Set exercise >>
Leave the pictures out. Return all other data exactly.

Data rows >>
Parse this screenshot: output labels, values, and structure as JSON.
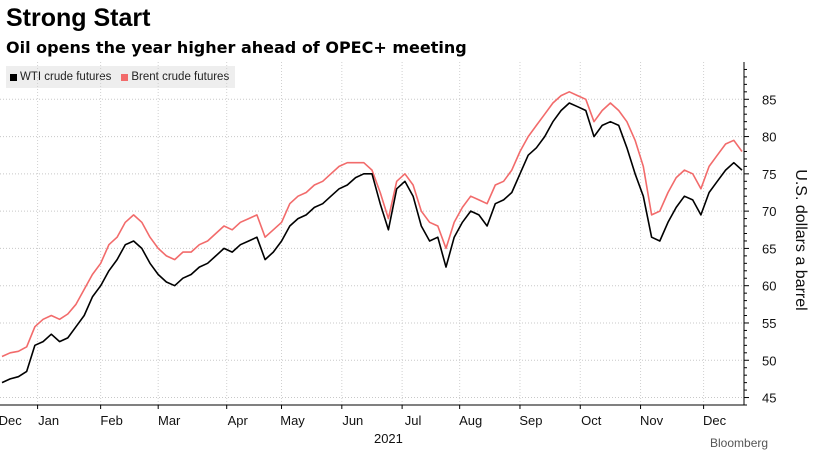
{
  "title": "Strong Start",
  "subtitle": "Oil opens the year higher ahead of OPEC+ meeting",
  "legend": [
    {
      "label": "WTI crude futures",
      "color": "#000000"
    },
    {
      "label": "Brent crude futures",
      "color": "#f26b6b"
    }
  ],
  "footer": "Bloomberg",
  "chart_data": {
    "type": "line",
    "title": "Strong Start",
    "subtitle": "Oil opens the year higher ahead of OPEC+ meeting",
    "ylabel": "U.S. dollars a barrel",
    "xlabel": "2021",
    "ylim": [
      44,
      90
    ],
    "yticks": [
      45,
      50,
      55,
      60,
      65,
      70,
      75,
      80,
      85
    ],
    "y_axis_side": "right",
    "grid": true,
    "legend_position": "top-left",
    "x_index_range": [
      0,
      270
    ],
    "x_ticks": [
      {
        "label": "Dec",
        "x": 3
      },
      {
        "label": "Jan",
        "x": 17
      },
      {
        "label": "Feb",
        "x": 40
      },
      {
        "label": "Mar",
        "x": 61
      },
      {
        "label": "Apr",
        "x": 86
      },
      {
        "label": "May",
        "x": 106
      },
      {
        "label": "Jun",
        "x": 128
      },
      {
        "label": "Jul",
        "x": 150
      },
      {
        "label": "Aug",
        "x": 171
      },
      {
        "label": "Sep",
        "x": 193
      },
      {
        "label": "Oct",
        "x": 215
      },
      {
        "label": "Nov",
        "x": 237
      },
      {
        "label": "Dec",
        "x": 260
      }
    ],
    "x_year_label": {
      "label": "2021",
      "x": 141
    },
    "series": [
      {
        "name": "WTI crude futures",
        "color": "#000000",
        "x": [
          0,
          3,
          6,
          9,
          12,
          15,
          18,
          21,
          24,
          27,
          30,
          33,
          36,
          39,
          42,
          45,
          48,
          51,
          54,
          57,
          60,
          63,
          66,
          69,
          72,
          75,
          78,
          81,
          84,
          87,
          90,
          93,
          96,
          99,
          102,
          105,
          108,
          111,
          114,
          117,
          120,
          123,
          126,
          129,
          132,
          135,
          138,
          141,
          144,
          147,
          150,
          153,
          156,
          159,
          162,
          165,
          168,
          171,
          174,
          177,
          180,
          183,
          186,
          189,
          192,
          195,
          198,
          201,
          204,
          207,
          210,
          213,
          216,
          219,
          222,
          225,
          228,
          231,
          234,
          237,
          240,
          243,
          246,
          249,
          252,
          255,
          258,
          261,
          264,
          267,
          270
        ],
        "values": [
          47.0,
          47.5,
          47.8,
          48.5,
          52.0,
          52.5,
          53.5,
          52.5,
          53.0,
          54.5,
          56.0,
          58.5,
          60.0,
          62.0,
          63.5,
          65.5,
          66.0,
          65.0,
          63.0,
          61.5,
          60.5,
          60.0,
          61.0,
          61.5,
          62.5,
          63.0,
          64.0,
          65.0,
          64.5,
          65.5,
          66.0,
          66.5,
          63.5,
          64.5,
          66.0,
          68.0,
          69.0,
          69.5,
          70.5,
          71.0,
          72.0,
          73.0,
          73.5,
          74.5,
          75.0,
          75.0,
          71.0,
          67.5,
          73.0,
          74.0,
          72.0,
          68.0,
          66.0,
          66.5,
          62.5,
          66.5,
          68.5,
          70.0,
          69.5,
          68.0,
          71.0,
          71.5,
          72.5,
          75.0,
          77.5,
          78.5,
          80.0,
          82.0,
          83.5,
          84.5,
          84.0,
          83.5,
          80.0,
          81.5,
          82.0,
          81.5,
          78.5,
          75.0,
          72.0,
          66.5,
          66.0,
          68.5,
          70.5,
          72.0,
          71.5,
          69.5,
          72.5,
          74.0,
          75.5,
          76.5,
          75.5
        ]
      },
      {
        "name": "Brent crude futures",
        "color": "#f26b6b",
        "x": [
          0,
          3,
          6,
          9,
          12,
          15,
          18,
          21,
          24,
          27,
          30,
          33,
          36,
          39,
          42,
          45,
          48,
          51,
          54,
          57,
          60,
          63,
          66,
          69,
          72,
          75,
          78,
          81,
          84,
          87,
          90,
          93,
          96,
          99,
          102,
          105,
          108,
          111,
          114,
          117,
          120,
          123,
          126,
          129,
          132,
          135,
          138,
          141,
          144,
          147,
          150,
          153,
          156,
          159,
          162,
          165,
          168,
          171,
          174,
          177,
          180,
          183,
          186,
          189,
          192,
          195,
          198,
          201,
          204,
          207,
          210,
          213,
          216,
          219,
          222,
          225,
          228,
          231,
          234,
          237,
          240,
          243,
          246,
          249,
          252,
          255,
          258,
          261,
          264,
          267,
          270
        ],
        "values": [
          50.5,
          51.0,
          51.2,
          51.8,
          54.5,
          55.5,
          56.0,
          55.5,
          56.2,
          57.5,
          59.5,
          61.5,
          63.0,
          65.5,
          66.5,
          68.5,
          69.5,
          68.5,
          66.5,
          65.0,
          64.0,
          63.5,
          64.5,
          64.5,
          65.5,
          66.0,
          67.0,
          68.0,
          67.5,
          68.5,
          69.0,
          69.5,
          66.5,
          67.5,
          68.5,
          71.0,
          72.0,
          72.5,
          73.5,
          74.0,
          75.0,
          76.0,
          76.5,
          76.5,
          76.5,
          75.5,
          72.5,
          69.0,
          74.0,
          75.0,
          73.5,
          70.0,
          68.5,
          68.0,
          65.0,
          68.5,
          70.5,
          72.0,
          71.5,
          71.0,
          73.5,
          74.0,
          75.5,
          78.0,
          80.0,
          81.5,
          83.0,
          84.5,
          85.5,
          86.0,
          85.5,
          85.0,
          82.0,
          83.5,
          84.5,
          83.5,
          82.0,
          79.5,
          76.0,
          69.5,
          70.0,
          72.5,
          74.5,
          75.5,
          75.0,
          73.0,
          76.0,
          77.5,
          79.0,
          79.5,
          78.0
        ]
      }
    ]
  }
}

Complete answer >>
Parse this screenshot: output labels, values, and structure as JSON.
{
  "title": "Strong Start",
  "subtitle": "Oil opens the year higher ahead of OPEC+ meeting",
  "legend": [
    {
      "label": "WTI crude futures",
      "color": "#000000"
    },
    {
      "label": "Brent crude futures",
      "color": "#f26b6b"
    }
  ],
  "footer": "Bloomberg",
  "chart_data": {
    "type": "line",
    "title": "Strong Start",
    "subtitle": "Oil opens the year higher ahead of OPEC+ meeting",
    "ylabel": "U.S. dollars a barrel",
    "xlabel": "2021",
    "ylim": [
      44,
      90
    ],
    "yticks": [
      45,
      50,
      55,
      60,
      65,
      70,
      75,
      80,
      85
    ],
    "y_axis_side": "right",
    "grid": true,
    "legend_position": "top-left",
    "x_index_range": [
      0,
      270
    ],
    "x_ticks": [
      {
        "label": "Dec",
        "x": 3
      },
      {
        "label": "Jan",
        "x": 17
      },
      {
        "label": "Feb",
        "x": 40
      },
      {
        "label": "Mar",
        "x": 61
      },
      {
        "label": "Apr",
        "x": 86
      },
      {
        "label": "May",
        "x": 106
      },
      {
        "label": "Jun",
        "x": 128
      },
      {
        "label": "Jul",
        "x": 150
      },
      {
        "label": "Aug",
        "x": 171
      },
      {
        "label": "Sep",
        "x": 193
      },
      {
        "label": "Oct",
        "x": 215
      },
      {
        "label": "Nov",
        "x": 237
      },
      {
        "label": "Dec",
        "x": 260
      }
    ],
    "x_year_label": {
      "label": "2021",
      "x": 141
    },
    "series": [
      {
        "name": "WTI crude futures",
        "color": "#000000",
        "x": [
          0,
          3,
          6,
          9,
          12,
          15,
          18,
          21,
          24,
          27,
          30,
          33,
          36,
          39,
          42,
          45,
          48,
          51,
          54,
          57,
          60,
          63,
          66,
          69,
          72,
          75,
          78,
          81,
          84,
          87,
          90,
          93,
          96,
          99,
          102,
          105,
          108,
          111,
          114,
          117,
          120,
          123,
          126,
          129,
          132,
          135,
          138,
          141,
          144,
          147,
          150,
          153,
          156,
          159,
          162,
          165,
          168,
          171,
          174,
          177,
          180,
          183,
          186,
          189,
          192,
          195,
          198,
          201,
          204,
          207,
          210,
          213,
          216,
          219,
          222,
          225,
          228,
          231,
          234,
          237,
          240,
          243,
          246,
          249,
          252,
          255,
          258,
          261,
          264,
          267,
          270
        ],
        "values": [
          47.0,
          47.5,
          47.8,
          48.5,
          52.0,
          52.5,
          53.5,
          52.5,
          53.0,
          54.5,
          56.0,
          58.5,
          60.0,
          62.0,
          63.5,
          65.5,
          66.0,
          65.0,
          63.0,
          61.5,
          60.5,
          60.0,
          61.0,
          61.5,
          62.5,
          63.0,
          64.0,
          65.0,
          64.5,
          65.5,
          66.0,
          66.5,
          63.5,
          64.5,
          66.0,
          68.0,
          69.0,
          69.5,
          70.5,
          71.0,
          72.0,
          73.0,
          73.5,
          74.5,
          75.0,
          75.0,
          71.0,
          67.5,
          73.0,
          74.0,
          72.0,
          68.0,
          66.0,
          66.5,
          62.5,
          66.5,
          68.5,
          70.0,
          69.5,
          68.0,
          71.0,
          71.5,
          72.5,
          75.0,
          77.5,
          78.5,
          80.0,
          82.0,
          83.5,
          84.5,
          84.0,
          83.5,
          80.0,
          81.5,
          82.0,
          81.5,
          78.5,
          75.0,
          72.0,
          66.5,
          66.0,
          68.5,
          70.5,
          72.0,
          71.5,
          69.5,
          72.5,
          74.0,
          75.5,
          76.5,
          75.5
        ]
      },
      {
        "name": "Brent crude futures",
        "color": "#f26b6b",
        "x": [
          0,
          3,
          6,
          9,
          12,
          15,
          18,
          21,
          24,
          27,
          30,
          33,
          36,
          39,
          42,
          45,
          48,
          51,
          54,
          57,
          60,
          63,
          66,
          69,
          72,
          75,
          78,
          81,
          84,
          87,
          90,
          93,
          96,
          99,
          102,
          105,
          108,
          111,
          114,
          117,
          120,
          123,
          126,
          129,
          132,
          135,
          138,
          141,
          144,
          147,
          150,
          153,
          156,
          159,
          162,
          165,
          168,
          171,
          174,
          177,
          180,
          183,
          186,
          189,
          192,
          195,
          198,
          201,
          204,
          207,
          210,
          213,
          216,
          219,
          222,
          225,
          228,
          231,
          234,
          237,
          240,
          243,
          246,
          249,
          252,
          255,
          258,
          261,
          264,
          267,
          270
        ],
        "values": [
          50.5,
          51.0,
          51.2,
          51.8,
          54.5,
          55.5,
          56.0,
          55.5,
          56.2,
          57.5,
          59.5,
          61.5,
          63.0,
          65.5,
          66.5,
          68.5,
          69.5,
          68.5,
          66.5,
          65.0,
          64.0,
          63.5,
          64.5,
          64.5,
          65.5,
          66.0,
          67.0,
          68.0,
          67.5,
          68.5,
          69.0,
          69.5,
          66.5,
          67.5,
          68.5,
          71.0,
          72.0,
          72.5,
          73.5,
          74.0,
          75.0,
          76.0,
          76.5,
          76.5,
          76.5,
          75.5,
          72.5,
          69.0,
          74.0,
          75.0,
          73.5,
          70.0,
          68.5,
          68.0,
          65.0,
          68.5,
          70.5,
          72.0,
          71.5,
          71.0,
          73.5,
          74.0,
          75.5,
          78.0,
          80.0,
          81.5,
          83.0,
          84.5,
          85.5,
          86.0,
          85.5,
          85.0,
          82.0,
          83.5,
          84.5,
          83.5,
          82.0,
          79.5,
          76.0,
          69.5,
          70.0,
          72.5,
          74.5,
          75.5,
          75.0,
          73.0,
          76.0,
          77.5,
          79.0,
          79.5,
          78.0
        ]
      }
    ]
  }
}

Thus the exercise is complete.